* [WRITTEN INSTRUCTION]
Identify each line holding the string "name" and copy it.

━━ GIVEN RECORDS ━━

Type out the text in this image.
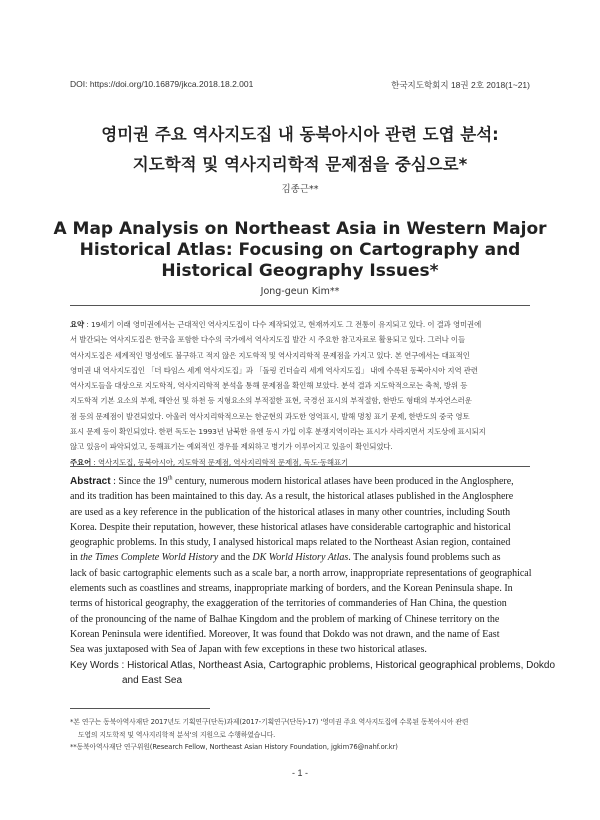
DOI: https://doi.org/10.16879/jkca.2018.18.2.001	한국지도학회지 18권 2호 2018(1~21)
영미권 주요 역사지도집 내 동북아시아 관련 도엽 분석:
지도학적 및 역사지리학적 문제점을 중심으로*
김종근**
A Map Analysis on Northeast Asia in Western Major
Historical Atlas: Focusing on Cartography and
Historical Geography Issues*
Jong-geun Kim**
요약 : 19세기 이래 영미권에서는 근대적인 역사지도집이 다수 제작되었고, 현재까지도 그 전통이 유지되고 있다. 이 결과 영미권에
서 발간되는 역사지도집은 한국을 포함한 다수의 국가에서 역사지도집 발간 시 주요한 참고자료로 활용되고 있다. 그러나 이들
역사지도집은 세계적인 명성에도 불구하고 적지 않은 지도학적 및 역사지리학적 문제점을 가지고 있다. 본 연구에서는 대표적인
영미권 내 역사지도집인 「더 타임스 세계 역사지도집」과 「돌링 킨더슬리 세계 역사지도집」 내에 수록된 동북아시아 지역 관련
역사지도들을 대상으로 지도학적, 역사지리학적 분석을 통해 문제점을 확인해 보았다. 분석 결과 지도학적으로는 축척, 방위 등
지도학적 기본 요소의 부재, 해안선 및 하천 등 지형요소의 부적절한 표현, 국경선 표시의 부적절함, 한반도 형태의 부자연스러운
점 등의 문제점이 발견되었다. 아울러 역사지리학적으로는 한군현의 과도한 영역표시, 발해 명칭 표기 문제, 한반도의 중국 영토
표시 문제 등이 확인되었다. 한편 독도는 1993년 남북한 유엔 동시 가입 이후 분쟁지역이라는 표시가 사라지면서 지도상에 표시되지
않고 있음이 파악되었고, 동해표기는 예외적인 경우를 제외하고 병기가 이루어지고 있음이 확인되었다.
주요어 : 역사지도집, 동북아시아, 지도학적 문제점, 역사지리학적 문제점, 독도·동해표기
Abstract : Since the 19th century, numerous modern historical atlases have been produced in the Anglosphere,
and its tradition has been maintained to this day. As a result, the historical atlases published in the Anglosphere
are used as a key reference in the publication of the historical atlases in many other countries, including South
Korea. Despite their reputation, however, these historical atlases have considerable cartographic and historical
geographic problems. In this study, I analysed historical maps related to the Northeast Asian region, contained
in the Times Complete World History and the DK World History Atlas. The analysis found problems such as
lack of basic cartographic elements such as a scale bar, a north arrow, inappropriate representations of geographical
elements such as coastlines and streams, inappropriate marking of borders, and the Korean Peninsula shape. In
terms of historical geography, the exaggeration of the territories of commanderies of Han China, the question
of the pronouncing of the name of Balhae Kingdom and the problem of marking of Chinese territory on the
Korean Peninsula were identified. Moreover, It was found that Dokdo was not drawn, and the name of East
Sea was juxtaposed with Sea of Japan with few exceptions in these two historical atlases.
Key Words : Historical Atlas, Northeast Asia, Cartographic problems, Historical geographical problems, Dokdo
and East Sea
*본 연구는 동북아역사재단 2017년도 기획연구(단독)과제(2017-기획연구(단독)-17) '영미권 주요 역사지도집에 수록된 동북아시아 관련
도엽의 지도학적 및 역사지리학적 분석'의 지원으로 수행하였습니다.
**동북아역사재단 연구위원(Research Fellow, Northeast Asian History Foundation, jgkim76@nahf.or.kr)
- 1 -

━━━

* [EXERCISE SOLUTION]
of the pronouncing of the name of Balhae Kingdom and the problem of marking of Chinese territory on the
Korean Peninsula were identified. Moreover, It was found that Dokdo was not drawn, and the name of East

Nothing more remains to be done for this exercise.